- **Exercise requirements**
Copy out all lines that hold "name".

- **Given data**
[Start]
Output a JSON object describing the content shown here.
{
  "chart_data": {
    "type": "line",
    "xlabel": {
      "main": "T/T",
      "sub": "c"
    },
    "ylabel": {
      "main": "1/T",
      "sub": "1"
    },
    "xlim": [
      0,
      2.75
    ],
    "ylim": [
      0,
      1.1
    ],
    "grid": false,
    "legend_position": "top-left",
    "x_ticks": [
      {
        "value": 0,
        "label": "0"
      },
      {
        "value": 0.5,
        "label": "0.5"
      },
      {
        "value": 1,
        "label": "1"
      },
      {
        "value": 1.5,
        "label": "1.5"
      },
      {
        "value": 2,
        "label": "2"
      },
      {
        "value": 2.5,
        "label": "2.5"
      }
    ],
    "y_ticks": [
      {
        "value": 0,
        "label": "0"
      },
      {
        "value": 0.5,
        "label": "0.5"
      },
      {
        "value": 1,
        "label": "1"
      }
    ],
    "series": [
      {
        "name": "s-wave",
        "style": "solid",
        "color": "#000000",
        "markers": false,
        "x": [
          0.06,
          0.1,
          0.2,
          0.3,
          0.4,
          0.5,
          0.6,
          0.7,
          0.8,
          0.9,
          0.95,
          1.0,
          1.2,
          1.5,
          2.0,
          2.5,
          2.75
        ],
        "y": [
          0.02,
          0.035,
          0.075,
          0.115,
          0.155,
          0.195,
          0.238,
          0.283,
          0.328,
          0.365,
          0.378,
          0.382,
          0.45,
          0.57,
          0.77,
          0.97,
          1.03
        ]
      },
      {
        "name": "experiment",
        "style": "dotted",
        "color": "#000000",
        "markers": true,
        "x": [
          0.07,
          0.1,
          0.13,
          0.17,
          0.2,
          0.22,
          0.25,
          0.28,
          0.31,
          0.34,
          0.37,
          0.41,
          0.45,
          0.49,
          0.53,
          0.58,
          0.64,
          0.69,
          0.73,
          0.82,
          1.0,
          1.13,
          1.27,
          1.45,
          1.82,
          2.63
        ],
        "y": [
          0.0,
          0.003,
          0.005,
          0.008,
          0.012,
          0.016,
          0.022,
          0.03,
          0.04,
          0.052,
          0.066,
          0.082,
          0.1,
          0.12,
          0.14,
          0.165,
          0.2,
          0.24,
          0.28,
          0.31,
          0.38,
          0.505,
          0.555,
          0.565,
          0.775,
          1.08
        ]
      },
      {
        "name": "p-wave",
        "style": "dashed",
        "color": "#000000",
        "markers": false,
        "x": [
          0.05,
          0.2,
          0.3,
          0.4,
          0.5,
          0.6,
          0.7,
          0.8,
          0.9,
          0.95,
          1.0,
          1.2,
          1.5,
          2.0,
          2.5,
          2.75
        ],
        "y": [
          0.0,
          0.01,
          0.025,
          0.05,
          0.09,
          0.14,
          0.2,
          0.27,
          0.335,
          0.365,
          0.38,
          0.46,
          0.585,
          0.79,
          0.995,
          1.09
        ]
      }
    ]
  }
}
[End]
- **Exercise answer**
        "name": "s-wave",
        "name": "experiment",
        "name": "p-wave",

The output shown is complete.